Stated problem »
Find every line with the string "mengerti" in it, count them, and reply with that count only.

Provided data »
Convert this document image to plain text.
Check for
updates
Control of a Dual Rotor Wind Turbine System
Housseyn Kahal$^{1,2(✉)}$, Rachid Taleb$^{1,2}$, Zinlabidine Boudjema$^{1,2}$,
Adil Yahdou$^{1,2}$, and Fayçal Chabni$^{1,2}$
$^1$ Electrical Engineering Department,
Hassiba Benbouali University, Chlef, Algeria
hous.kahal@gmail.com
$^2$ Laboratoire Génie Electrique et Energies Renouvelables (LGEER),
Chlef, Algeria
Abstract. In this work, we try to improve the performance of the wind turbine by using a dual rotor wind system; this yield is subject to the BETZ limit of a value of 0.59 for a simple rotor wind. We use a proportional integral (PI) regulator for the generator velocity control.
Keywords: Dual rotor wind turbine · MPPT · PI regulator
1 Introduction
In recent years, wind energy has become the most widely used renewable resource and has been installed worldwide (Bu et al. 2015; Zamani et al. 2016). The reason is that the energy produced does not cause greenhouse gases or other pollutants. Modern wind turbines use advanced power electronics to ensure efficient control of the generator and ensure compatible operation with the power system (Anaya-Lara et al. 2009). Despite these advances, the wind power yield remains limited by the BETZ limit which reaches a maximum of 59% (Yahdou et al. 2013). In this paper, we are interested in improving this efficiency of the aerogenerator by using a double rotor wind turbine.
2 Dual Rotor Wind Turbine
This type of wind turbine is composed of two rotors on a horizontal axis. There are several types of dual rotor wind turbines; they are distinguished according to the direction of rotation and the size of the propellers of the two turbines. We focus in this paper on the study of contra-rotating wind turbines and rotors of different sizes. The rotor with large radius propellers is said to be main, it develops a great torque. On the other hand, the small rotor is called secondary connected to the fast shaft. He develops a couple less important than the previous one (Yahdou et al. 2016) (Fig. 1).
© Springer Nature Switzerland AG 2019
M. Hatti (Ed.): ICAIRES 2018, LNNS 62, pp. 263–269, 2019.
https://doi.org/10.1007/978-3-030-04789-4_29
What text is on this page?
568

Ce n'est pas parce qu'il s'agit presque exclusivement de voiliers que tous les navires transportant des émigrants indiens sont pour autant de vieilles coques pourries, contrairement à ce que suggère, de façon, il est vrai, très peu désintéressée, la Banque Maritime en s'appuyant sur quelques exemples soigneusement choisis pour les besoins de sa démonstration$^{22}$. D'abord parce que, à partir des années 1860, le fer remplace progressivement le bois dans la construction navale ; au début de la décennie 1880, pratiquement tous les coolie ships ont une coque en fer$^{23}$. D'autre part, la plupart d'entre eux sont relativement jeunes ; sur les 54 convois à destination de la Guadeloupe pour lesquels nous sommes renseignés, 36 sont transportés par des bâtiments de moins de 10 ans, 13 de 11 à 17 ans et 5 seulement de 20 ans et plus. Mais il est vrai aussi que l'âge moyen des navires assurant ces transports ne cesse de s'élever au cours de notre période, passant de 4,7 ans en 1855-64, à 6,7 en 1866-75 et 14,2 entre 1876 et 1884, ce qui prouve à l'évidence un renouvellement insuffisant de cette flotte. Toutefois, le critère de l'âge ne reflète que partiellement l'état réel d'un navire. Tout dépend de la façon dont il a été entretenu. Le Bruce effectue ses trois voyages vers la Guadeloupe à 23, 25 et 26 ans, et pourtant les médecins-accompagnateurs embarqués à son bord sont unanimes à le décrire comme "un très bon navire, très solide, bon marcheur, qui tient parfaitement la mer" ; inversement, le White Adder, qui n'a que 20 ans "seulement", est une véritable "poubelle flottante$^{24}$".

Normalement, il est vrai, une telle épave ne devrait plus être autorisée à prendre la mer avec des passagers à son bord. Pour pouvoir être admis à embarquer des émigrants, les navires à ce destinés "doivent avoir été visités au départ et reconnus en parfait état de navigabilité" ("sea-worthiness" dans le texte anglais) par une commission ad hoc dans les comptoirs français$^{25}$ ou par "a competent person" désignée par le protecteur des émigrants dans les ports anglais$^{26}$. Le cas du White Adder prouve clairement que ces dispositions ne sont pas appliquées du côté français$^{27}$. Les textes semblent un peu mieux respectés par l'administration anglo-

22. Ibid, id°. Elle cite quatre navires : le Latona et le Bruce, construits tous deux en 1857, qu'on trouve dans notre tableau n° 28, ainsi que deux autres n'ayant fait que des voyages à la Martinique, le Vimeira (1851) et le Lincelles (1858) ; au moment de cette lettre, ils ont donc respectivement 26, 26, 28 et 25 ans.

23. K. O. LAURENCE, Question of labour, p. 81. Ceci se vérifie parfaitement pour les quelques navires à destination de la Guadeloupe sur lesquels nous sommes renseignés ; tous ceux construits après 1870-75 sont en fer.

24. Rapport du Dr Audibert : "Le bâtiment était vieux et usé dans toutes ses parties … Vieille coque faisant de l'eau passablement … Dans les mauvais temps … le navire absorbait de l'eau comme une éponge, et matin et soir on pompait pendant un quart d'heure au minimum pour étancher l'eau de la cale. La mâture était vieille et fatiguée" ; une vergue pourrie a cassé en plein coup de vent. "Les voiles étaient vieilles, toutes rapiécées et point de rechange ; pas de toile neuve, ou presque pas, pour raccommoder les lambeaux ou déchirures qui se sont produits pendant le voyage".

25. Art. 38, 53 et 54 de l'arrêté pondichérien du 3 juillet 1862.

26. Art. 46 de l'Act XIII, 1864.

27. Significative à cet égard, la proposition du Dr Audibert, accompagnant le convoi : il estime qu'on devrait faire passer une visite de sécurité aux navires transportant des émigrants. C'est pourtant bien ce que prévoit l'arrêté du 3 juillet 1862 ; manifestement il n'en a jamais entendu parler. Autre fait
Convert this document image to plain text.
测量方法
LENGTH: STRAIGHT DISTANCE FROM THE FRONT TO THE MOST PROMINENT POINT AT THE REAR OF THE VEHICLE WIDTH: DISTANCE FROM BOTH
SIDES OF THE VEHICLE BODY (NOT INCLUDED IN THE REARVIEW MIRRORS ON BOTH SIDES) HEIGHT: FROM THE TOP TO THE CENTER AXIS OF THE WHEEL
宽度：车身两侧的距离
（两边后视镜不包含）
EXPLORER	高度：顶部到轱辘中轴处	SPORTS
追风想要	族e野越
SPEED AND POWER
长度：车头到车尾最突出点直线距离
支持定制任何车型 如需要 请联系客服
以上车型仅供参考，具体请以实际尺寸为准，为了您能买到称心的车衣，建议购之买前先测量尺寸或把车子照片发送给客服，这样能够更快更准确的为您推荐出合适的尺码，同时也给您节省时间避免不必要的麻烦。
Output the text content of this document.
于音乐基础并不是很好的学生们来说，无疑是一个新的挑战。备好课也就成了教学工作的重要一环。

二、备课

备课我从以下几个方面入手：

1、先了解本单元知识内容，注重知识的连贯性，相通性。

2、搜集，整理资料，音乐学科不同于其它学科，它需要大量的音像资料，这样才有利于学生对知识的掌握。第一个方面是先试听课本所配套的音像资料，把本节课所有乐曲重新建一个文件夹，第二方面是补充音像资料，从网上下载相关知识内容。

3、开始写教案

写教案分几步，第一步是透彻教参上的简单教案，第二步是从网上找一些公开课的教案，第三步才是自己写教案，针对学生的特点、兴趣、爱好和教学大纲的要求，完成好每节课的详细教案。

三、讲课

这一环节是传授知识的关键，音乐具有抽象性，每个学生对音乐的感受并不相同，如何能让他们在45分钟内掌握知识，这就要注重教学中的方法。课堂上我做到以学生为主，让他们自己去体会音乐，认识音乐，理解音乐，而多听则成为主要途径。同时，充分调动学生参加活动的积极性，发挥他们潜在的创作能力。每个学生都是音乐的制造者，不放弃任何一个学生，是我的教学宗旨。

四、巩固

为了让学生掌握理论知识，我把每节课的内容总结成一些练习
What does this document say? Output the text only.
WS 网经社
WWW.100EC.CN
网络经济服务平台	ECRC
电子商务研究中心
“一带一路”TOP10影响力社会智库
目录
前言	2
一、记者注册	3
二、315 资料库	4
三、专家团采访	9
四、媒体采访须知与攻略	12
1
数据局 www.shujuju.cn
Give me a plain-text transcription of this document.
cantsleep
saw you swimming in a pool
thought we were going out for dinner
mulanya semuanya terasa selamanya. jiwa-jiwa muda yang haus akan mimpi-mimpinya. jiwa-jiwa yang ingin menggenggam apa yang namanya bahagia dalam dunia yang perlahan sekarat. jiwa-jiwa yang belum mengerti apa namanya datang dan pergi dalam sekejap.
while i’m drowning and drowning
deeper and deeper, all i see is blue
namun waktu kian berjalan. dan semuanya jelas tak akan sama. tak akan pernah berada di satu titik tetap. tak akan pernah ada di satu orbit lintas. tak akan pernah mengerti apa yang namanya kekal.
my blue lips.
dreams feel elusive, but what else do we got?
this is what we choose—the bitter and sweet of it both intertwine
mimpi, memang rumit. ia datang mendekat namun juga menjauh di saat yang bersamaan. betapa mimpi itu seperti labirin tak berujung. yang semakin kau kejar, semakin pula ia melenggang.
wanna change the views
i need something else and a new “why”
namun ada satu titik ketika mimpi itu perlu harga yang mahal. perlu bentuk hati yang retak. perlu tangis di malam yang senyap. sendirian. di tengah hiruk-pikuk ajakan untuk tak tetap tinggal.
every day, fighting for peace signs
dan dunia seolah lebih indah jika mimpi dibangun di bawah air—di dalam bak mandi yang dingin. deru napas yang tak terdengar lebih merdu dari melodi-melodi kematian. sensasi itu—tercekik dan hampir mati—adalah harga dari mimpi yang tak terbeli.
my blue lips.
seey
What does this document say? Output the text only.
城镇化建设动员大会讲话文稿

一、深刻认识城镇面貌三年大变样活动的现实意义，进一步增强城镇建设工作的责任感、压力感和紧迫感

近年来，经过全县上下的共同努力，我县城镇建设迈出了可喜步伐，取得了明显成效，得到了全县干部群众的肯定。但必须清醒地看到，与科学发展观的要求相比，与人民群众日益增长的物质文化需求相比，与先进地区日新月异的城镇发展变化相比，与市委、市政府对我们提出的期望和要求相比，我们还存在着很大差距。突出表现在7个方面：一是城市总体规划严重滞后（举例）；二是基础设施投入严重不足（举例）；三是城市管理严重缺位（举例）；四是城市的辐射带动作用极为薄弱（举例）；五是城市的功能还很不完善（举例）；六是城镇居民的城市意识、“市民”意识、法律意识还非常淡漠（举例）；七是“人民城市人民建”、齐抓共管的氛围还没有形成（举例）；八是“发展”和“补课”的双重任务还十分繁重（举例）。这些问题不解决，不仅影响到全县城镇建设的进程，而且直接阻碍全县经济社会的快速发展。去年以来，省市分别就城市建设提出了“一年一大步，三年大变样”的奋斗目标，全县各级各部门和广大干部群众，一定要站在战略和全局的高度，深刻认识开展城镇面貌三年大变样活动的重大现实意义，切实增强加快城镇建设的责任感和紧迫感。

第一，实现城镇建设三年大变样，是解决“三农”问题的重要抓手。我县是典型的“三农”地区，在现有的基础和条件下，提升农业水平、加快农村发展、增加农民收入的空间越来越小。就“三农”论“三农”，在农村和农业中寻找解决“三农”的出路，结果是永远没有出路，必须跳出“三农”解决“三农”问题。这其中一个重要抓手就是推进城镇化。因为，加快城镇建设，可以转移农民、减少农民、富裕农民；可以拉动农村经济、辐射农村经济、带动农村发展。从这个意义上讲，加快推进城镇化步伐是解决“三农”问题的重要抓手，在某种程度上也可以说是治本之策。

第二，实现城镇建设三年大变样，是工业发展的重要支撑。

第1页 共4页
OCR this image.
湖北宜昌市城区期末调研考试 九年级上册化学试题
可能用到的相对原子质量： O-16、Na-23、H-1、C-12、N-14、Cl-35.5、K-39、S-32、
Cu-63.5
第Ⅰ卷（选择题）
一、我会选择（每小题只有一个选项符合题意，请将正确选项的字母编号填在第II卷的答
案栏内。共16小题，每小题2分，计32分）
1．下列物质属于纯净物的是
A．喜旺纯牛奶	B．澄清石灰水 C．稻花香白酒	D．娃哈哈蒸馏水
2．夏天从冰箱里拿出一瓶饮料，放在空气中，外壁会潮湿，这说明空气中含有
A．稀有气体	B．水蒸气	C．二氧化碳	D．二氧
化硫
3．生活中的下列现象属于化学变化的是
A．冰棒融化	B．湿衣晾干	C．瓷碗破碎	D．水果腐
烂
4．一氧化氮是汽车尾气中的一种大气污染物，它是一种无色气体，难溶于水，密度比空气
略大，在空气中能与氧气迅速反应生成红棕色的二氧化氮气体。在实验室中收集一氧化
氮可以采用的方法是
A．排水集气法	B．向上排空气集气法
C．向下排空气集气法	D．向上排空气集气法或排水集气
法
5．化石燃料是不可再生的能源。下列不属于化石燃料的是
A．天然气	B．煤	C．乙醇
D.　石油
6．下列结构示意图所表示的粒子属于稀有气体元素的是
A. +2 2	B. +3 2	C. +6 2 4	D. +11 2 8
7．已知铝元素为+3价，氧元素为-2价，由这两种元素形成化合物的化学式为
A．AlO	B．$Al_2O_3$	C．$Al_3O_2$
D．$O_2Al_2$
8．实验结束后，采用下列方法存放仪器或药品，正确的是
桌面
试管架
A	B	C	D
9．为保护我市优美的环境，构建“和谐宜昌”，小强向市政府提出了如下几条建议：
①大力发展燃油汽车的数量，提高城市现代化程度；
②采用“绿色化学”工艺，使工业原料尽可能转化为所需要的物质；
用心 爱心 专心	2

Reply to the exercise »
2